He went on to graduate with honors from Oxford University and received a Wallace Stegner fellowship to Stanford University, where he received his Master's degree in writing.
Tobias Wolff is the author of two short story collections, In the Garden of the North American Martyrs [1981] and Back in the World [1985]. His memoir, This Boy's Life [1989], was recently made into a film starring Robert Duval.
"Most of my work is drawn in one way or another from my own experience. I have guessed ages and weights for a living, been a waiter and busboy and a night watchman, spent several months as a reporter and four years in the army." Wolff once commented on his writing. "The strange, nomadic, puzzling life I've led is my research." In reviewing Garden of the North American Martyrs, Raymond Carver wrote, "The work of a young master. I have not read a book of stories in years that given me such a shock of amazement and recognition - and such pleasure."
The 1989 Rea Award Jurors, Stanley W. Lindberg, C. Michael Curtis, and Joy Williams cited,
"While the contemporary short story appears in many guises and with varied intentions, the most likely shepherd of this variegated flock is Tobias Wolff, a story teller of relentless curiosity, moral industry and wit. For more than ten years, Wolff has been slowly and steadily producing a body of work that simply be overlooked by serious students and practitioners of the short story."

#####

### JOB 1
For the passage on Tobias Wolff, decide whether each statement agrees with it. Answer yes or no, and quote the words that settle each one: (a) Wolff earned his Master's degree in writing at Stanford University; (b) Back in the World was published before In the Garden of the North American Martyrs; (c) Wolff spent four years in the army.
### JOB 2
Return the portion of the passage on Tobias Wolff that lies between "Tobias Wolff is" and "starring Robert Duval.", inclusive, copied word for word.
The data after this text plays no part in the work.

### EXTRACTED DATA
#####

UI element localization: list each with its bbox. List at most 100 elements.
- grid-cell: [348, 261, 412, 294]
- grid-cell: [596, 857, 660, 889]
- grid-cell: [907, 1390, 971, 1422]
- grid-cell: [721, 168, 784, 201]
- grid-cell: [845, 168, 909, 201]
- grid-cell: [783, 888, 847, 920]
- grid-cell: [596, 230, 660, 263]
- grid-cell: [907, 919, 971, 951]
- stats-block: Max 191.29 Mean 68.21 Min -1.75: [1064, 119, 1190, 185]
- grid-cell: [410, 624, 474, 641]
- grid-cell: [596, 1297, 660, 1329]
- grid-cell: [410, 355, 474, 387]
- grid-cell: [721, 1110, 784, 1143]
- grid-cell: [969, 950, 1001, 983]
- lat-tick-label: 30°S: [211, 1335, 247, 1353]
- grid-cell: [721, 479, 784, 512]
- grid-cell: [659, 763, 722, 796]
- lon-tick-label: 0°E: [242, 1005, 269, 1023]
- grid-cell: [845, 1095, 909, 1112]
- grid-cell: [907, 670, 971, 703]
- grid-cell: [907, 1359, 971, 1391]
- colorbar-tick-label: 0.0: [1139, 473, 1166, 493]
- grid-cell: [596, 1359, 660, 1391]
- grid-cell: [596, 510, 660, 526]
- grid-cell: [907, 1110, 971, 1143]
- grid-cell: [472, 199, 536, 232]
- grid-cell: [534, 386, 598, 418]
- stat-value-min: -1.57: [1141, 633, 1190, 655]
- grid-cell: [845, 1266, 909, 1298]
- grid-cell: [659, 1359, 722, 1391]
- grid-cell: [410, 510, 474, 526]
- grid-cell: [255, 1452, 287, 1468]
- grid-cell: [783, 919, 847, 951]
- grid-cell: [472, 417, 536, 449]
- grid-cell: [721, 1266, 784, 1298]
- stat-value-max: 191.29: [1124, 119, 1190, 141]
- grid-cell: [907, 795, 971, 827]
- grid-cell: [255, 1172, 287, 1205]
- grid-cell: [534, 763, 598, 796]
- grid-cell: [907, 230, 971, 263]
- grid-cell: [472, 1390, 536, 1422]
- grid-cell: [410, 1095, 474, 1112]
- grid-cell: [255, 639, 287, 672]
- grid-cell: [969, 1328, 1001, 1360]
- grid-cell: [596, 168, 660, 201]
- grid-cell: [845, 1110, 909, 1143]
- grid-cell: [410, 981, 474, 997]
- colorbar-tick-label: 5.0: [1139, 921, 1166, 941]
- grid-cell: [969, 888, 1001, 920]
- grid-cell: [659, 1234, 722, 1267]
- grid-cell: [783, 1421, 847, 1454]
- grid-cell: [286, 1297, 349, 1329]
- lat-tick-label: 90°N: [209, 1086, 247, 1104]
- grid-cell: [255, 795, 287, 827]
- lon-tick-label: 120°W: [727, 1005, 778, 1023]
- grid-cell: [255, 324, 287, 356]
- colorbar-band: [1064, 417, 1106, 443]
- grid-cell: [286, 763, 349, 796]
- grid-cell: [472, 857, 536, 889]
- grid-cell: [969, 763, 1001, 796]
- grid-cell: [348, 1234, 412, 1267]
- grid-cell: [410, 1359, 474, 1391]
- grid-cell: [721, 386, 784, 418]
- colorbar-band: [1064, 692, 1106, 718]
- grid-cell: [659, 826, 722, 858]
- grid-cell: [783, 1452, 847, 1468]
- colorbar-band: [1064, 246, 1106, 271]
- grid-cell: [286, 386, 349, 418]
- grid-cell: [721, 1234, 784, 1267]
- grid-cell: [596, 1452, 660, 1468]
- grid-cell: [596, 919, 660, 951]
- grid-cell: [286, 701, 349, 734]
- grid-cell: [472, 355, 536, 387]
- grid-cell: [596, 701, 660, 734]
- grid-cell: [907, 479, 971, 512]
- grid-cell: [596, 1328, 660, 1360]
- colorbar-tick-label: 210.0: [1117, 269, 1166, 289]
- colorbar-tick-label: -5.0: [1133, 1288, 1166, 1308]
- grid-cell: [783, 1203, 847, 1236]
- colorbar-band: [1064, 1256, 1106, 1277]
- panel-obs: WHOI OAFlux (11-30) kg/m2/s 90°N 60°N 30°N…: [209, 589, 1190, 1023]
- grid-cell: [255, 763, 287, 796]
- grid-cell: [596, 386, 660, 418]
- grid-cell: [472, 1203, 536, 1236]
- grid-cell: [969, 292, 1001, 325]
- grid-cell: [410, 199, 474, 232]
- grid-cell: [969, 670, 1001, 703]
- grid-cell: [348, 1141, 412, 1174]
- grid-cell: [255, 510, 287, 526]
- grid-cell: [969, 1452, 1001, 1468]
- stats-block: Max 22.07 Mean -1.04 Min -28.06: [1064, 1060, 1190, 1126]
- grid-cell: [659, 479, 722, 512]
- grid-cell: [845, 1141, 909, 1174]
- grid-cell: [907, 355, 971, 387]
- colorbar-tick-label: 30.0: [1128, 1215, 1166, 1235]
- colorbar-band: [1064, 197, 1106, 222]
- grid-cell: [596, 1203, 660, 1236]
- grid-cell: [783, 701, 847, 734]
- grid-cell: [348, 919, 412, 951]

#####

### WRITTEN RESPONSE 1
(a) Yes: "received a Wallace Stegner fellowship to Stanford University, where he received his Master's degree in writing"
(b) No: "In the Garden of the North American Martyrs [1981] and Back in the World [1985]"
(c) Yes: "spent several months as a reporter and four years in the army"

### WRITTEN RESPONSE 2
Tobias Wolff is the author of two short story collections, In the Garden of the North American Martyrs [1981] and Back in the World [1985]. His memoir, This Boy's Life [1989], was recently made into a film starring Robert Duval.